- [SELECTED TEXT]:
Harald Seeley on V-MAX!
=======================


>> >: The disappearing sync bytes
>
>Harald, can you briefly explain why the 'sync bytes' technique (and any
>other stuff that you used) could not a copied with any serial nibbler
>or Burst Nibbler/21 sec backup/other parallel cable? Why was it
>necessary to have the 8k ram expansion to successfully nibble V-MAX?
>

To read a sync byte (and confirm it's existence), you have to test for a bit
which is set by the shift register chip which clocks in each bit, and sets
that bit (and keeps it set) once 12 or more sequential on bits are detected.
This flag only stay up until the first zero bit is clocked in (4 CPU clock
cycles equal one data bit clock, as I recall).    Since my sync bytes were
exactly 12 bits long, that was too short to reliably see using the standard
Bit xxxx, bvc back:   loop, which had a 5 CPU cycle jitter.  Commodore used
extremely long sync bytes, 40 bits as I recall, which wasted a good deal of
space.

But they were necessary for the disk to be writable as well as readable,
since the first few bits could be clobbered by turning on the bias current
which preceded writing new data to the disk.  Every time the current was
turned on or off (at the end of the write sequence), some bits would be
clobbered and rendered indeterminate.   V-MAX! tracks were read-only, so no
extra bits were needed.  We didn't find the start of data by looking for the
sync bytes, they were ignored by our software (unlike commodore's DOS).
They were there purely for hardware reasons, to make sure that the following
data bytes were framed correctly.  We had a unique byte (or two?) for the
start of each sector, which had a bit pattern that real V-MAX! GCR data
would never produce, no matter how it was framed.   We could have gotten
away with putting only one sync pattern at the beginning of each track, but
we didn't want to have to wait for the start of the track every time we
stepped the heads, this would have added an unacceptable worst case delay of
an entire disk rotation, before the data was properly framed and readable.

Another reason for the long standard Commodore sync bytes, was that the
Commodore GCR-to-binary conversion routine was so slow, that the CPU needed
all the time that went by to convert the data, so it could determine if this
was indeed the sector it was looking for.  Ours was real-time (we converted
to binary while waiting for the next byte to clock in).

The only loader we ever saw, that could handle data no matter how it was
framed (i.e. had no sync bytes) was the last VORPAL loader, which gave us
migraines just looking at how it managed to accomplish that task.  It used
self modifying real-time GCR conversion code to do half the job, and the
serial transfer routine to do the remainder of the work, of putting things
back in proper order.  Twisted is the only term that does it justice.  I
never completely analyzed it, it was just too much trouble to figure all the
little details out.

- [DATA EXTRACT]:
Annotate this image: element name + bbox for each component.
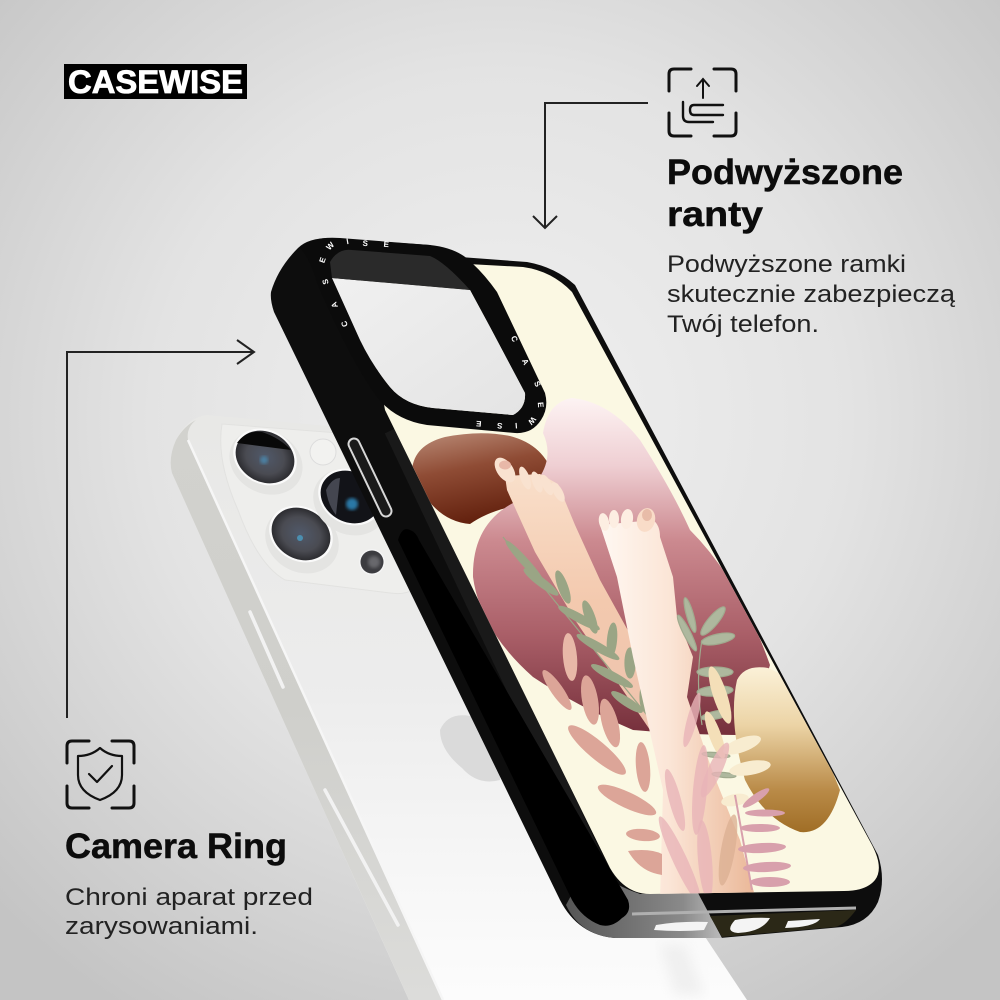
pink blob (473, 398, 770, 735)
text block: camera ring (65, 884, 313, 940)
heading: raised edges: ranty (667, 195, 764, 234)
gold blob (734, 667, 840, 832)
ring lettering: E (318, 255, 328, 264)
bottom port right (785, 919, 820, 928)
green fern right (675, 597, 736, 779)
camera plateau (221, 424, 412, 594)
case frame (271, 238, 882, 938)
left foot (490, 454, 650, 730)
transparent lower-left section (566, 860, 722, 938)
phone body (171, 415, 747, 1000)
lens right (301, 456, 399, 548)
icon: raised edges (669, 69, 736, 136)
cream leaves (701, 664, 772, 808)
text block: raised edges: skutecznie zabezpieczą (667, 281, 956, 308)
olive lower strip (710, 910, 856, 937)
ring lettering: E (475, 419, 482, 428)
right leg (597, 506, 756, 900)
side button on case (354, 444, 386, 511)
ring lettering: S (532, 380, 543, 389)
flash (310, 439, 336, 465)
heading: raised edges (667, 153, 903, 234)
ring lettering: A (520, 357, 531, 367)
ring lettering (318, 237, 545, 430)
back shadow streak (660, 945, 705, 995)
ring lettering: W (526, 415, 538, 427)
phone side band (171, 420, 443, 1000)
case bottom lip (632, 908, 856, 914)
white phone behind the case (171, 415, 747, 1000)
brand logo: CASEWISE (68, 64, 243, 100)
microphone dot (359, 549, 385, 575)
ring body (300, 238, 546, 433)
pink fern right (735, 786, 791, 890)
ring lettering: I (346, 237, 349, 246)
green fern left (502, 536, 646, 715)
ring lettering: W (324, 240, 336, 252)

- [REQUIRED ACTIONS]:
1 – Please transcribe from the post on V-MAX! sync bytes the part that opens with the words containing "Another reason for" and closes with "to clock in).".
2 – Answer these questions from the post on V-MAX! sync bytes:
(a) How many bits long were the V-MAX! sync bytes?
(b) How long were Commodore's sync bytes, as the writer recalls?
(c) Which loader could handle data no matter how it was framed?

- [ANSWERS TO EACH TASK]:
1 –
Another reason for the long standard Commodore sync bytes, was that the
Commodore GCR-to-binary conversion routine was so slow, that the CPU needed
all the time that went by to convert the data, so it could determine if this
was indeed the sector it was looking for.  Ours was real-time (we converted
to binary while waiting for the next byte to clock in).

2 –
(a) Exactly 12 bits.
(b) 40 bits.
(c) The last VORPAL loader.